======== Material supplied ========

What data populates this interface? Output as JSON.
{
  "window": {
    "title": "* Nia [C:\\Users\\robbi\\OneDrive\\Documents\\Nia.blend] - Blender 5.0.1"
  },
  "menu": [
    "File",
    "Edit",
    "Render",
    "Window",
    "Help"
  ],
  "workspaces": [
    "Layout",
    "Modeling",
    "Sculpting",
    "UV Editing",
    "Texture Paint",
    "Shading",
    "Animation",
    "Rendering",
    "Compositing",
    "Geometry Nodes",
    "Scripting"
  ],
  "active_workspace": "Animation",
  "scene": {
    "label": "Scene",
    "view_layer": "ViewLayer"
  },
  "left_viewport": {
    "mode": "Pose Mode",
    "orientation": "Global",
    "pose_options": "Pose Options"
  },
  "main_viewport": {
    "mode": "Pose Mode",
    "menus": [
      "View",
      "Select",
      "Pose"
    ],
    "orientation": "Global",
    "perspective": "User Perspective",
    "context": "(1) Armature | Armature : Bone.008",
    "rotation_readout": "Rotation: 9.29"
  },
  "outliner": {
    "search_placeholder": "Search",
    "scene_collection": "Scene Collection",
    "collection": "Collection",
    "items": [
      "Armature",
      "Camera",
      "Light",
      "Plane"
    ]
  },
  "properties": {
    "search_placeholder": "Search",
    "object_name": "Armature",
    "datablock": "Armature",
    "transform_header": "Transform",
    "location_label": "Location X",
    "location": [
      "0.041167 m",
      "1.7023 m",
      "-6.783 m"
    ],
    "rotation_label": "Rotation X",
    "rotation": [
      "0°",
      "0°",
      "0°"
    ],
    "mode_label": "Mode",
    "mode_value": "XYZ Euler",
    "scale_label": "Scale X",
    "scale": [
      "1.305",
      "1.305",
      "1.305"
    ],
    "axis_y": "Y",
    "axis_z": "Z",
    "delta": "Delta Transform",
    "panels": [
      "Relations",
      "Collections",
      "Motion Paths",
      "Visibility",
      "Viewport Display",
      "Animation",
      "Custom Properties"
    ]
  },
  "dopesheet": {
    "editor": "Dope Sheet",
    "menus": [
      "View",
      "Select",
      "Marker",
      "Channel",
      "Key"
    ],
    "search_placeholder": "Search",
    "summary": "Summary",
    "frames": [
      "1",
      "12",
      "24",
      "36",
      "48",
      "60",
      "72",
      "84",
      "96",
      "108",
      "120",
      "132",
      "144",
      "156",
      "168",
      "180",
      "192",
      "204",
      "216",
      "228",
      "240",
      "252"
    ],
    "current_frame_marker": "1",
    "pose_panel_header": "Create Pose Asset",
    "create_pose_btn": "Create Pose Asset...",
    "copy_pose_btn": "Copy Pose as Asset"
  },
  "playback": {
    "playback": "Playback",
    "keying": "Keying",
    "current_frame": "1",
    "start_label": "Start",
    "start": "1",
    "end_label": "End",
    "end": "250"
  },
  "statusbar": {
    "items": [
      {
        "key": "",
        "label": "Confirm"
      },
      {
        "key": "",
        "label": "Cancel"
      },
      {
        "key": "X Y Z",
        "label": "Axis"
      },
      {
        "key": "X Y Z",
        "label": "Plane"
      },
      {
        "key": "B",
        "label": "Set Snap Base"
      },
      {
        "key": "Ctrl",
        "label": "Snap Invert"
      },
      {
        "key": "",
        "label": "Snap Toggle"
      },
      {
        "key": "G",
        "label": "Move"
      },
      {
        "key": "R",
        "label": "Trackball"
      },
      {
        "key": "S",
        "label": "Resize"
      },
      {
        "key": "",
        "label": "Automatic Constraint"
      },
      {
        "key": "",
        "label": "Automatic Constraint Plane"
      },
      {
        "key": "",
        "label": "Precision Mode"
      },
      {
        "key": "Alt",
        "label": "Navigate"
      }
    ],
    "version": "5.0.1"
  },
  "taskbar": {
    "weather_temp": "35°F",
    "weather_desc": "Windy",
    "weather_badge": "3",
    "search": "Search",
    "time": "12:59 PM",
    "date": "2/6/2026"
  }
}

========

What to do:
Quote every record above exactly.

Result of the exercise:
What data populates this interface? Output as JSON.
{
  "window": {
    "title": "* Nia [C:\\Users\\robbi\\OneDrive\\Documents\\Nia.blend] - Blender 5.0.1"
  },
  "menu": [
    "File",
    "Edit",
    "Render",
    "Window",
    "Help"
  ],
  "workspaces": [
    "Layout",
    "Modeling",
    "Sculpting",
    "UV Editing",
    "Texture Paint",
    "Shading",
    "Animation",
    "Rendering",
    "Compositing",
    "Geometry Nodes",
    "Scripting"
  ],
  "active_workspace": "Animation",
  "scene": {
    "label": "Scene",
    "view_layer": "ViewLayer"
  },
  "left_viewport": {
    "mode": "Pose Mode",
    "orientation": "Global",
    "pose_options": "Pose Options"
  },
  "main_viewport": {
    "mode": "Pose Mode",
    "menus": [
      "View",
      "Select",
      "Pose"
    ],
    "orientation": "Global",
    "perspective": "User Perspective",
    "context": "(1) Armature | Armature : Bone.008",
    "rotation_readout": "Rotation: 9.29"
  },
  "outliner": {
    "search_placeholder": "Search",
    "scene_collection": "Scene Collection",
    "collection": "Collection",
    "items": [
      "Armature",
      "Camera",
      "Light",
      "Plane"
    ]
  },
  "properties": {
    "search_placeholder": "Search",
    "object_name": "Armature",
    "datablock": "Armature",
    "transform_header": "Transform",
    "location_label": "Location X",
    "location": [
      "0.041167 m",
      "1.7023 m",
      "-6.783 m"
    ],
    "rotation_label": "Rotation X",
    "rotation": [
      "0°",
      "0°",
      "0°"
    ],
    "mode_label": "Mode",
    "mode_value": "XYZ Euler",
    "scale_label": "Scale X",
    "scale": [
      "1.305",
      "1.305",
      "1.305"
    ],
    "axis_y": "Y",
    "axis_z": "Z",
    "delta": "Delta Transform",
    "panels": [
      "Relations",
      "Collections",
      "Motion Paths",
      "Visibility",
      "Viewport Display",
      "Animation",
      "Custom Properties"
    ]
  },
  "dopesheet": {
    "editor": "Dope Sheet",
    "menus": [
      "View",
      "Select",
      "Marker",
      "Channel",
      "Key"
    ],
    "search_placeholder": "Search",
    "summary": "Summary",
    "frames": [
      "1",
      "12",
      "24",
      "36",
      "48",
      "60",
      "72",
      "84",
      "96",
      "108",
      "120",
      "132",
      "144",
      "156",
      "168",
      "180",
      "192",
      "204",
      "216",
      "228",
      "240",
      "252"
    ],
    "current_frame_marker": "1",
    "pose_panel_header": "Create Pose Asset",
    "create_pose_btn": "Create Pose Asset...",
    "copy_pose_btn": "Copy Pose as Asset"
  },
  "playback": {
    "playback": "Playback",
    "keying": "Keying",
    "current_frame": "1",
    "start_label": "Start",
    "start": "1",
    "end_label": "End",
    "end": "250"
  },
  "statusbar": {
    "items": [
      {
        "key": "",
        "label": "Confirm"
      },
      {
        "key": "",
        "label": "Cancel"
      },
      {
        "key": "X Y Z",
        "label": "Axis"
      },
      {
        "key": "X Y Z",
        "label": "Plane"
      },
      {
        "key": "B",
        "label": "Set Snap Base"
      },
      {
        "key": "Ctrl",
        "label": "Snap Invert"
      },
      {
        "key": "",
        "label": "Snap Toggle"
      },
      {
        "key": "G",
        "label": "Move"
      },
      {
        "key": "R",
        "label": "Trackball"
      },
      {
        "key": "S",
        "label": "Resize"
      },
      {
        "key": "",
        "label": "Automatic Constraint"
      },
      {
        "key": "",
        "label": "Automatic Constraint Plane"
      },
      {
        "key": "",
        "label": "Precision Mode"
      },
      {
        "key": "Alt",
        "label": "Navigate"
      }
    ],
    "version": "5.0.1"
  },
  "taskbar": {
    "weather_temp": "35°F",
    "weather_desc": "Windy",
    "weather_badge": "3",
    "search": "Search",
    "time": "12:59 PM",
    "date": "2/6/2026"
  }
}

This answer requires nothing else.